Only a number is wanted here: the number of lines of the data that include "시스템의".

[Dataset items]
□ □ □ □ □

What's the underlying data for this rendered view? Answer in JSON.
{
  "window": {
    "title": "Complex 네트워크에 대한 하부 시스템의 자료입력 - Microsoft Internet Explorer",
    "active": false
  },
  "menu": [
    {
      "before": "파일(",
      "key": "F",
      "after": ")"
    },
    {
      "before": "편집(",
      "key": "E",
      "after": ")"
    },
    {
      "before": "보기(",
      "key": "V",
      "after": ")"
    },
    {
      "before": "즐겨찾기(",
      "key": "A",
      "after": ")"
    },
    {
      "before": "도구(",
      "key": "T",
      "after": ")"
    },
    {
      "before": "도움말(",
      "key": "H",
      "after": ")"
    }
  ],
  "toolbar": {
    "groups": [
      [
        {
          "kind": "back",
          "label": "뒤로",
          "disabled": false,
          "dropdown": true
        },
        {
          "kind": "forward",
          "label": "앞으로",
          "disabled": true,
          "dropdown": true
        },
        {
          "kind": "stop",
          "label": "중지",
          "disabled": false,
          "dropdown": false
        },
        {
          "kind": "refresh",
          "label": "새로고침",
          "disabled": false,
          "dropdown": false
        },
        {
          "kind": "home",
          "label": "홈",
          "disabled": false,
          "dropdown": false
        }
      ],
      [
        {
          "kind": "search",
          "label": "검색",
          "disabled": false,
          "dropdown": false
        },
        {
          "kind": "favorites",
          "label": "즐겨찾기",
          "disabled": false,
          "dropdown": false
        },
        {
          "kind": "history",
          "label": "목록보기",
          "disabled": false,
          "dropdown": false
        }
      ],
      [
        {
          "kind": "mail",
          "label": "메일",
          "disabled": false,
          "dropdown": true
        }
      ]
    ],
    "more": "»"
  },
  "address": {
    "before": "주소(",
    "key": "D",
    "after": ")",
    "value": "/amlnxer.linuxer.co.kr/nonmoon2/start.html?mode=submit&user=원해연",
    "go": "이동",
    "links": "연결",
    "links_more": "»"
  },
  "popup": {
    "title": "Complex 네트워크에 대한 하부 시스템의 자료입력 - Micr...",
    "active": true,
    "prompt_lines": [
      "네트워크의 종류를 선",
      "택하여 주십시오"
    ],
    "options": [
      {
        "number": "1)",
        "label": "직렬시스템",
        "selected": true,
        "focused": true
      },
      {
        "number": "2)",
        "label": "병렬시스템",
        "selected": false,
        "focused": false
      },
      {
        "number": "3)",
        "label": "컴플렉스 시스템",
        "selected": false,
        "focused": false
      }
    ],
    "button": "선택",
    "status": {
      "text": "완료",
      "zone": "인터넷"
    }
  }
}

□ □ □ □ □

- Solution
2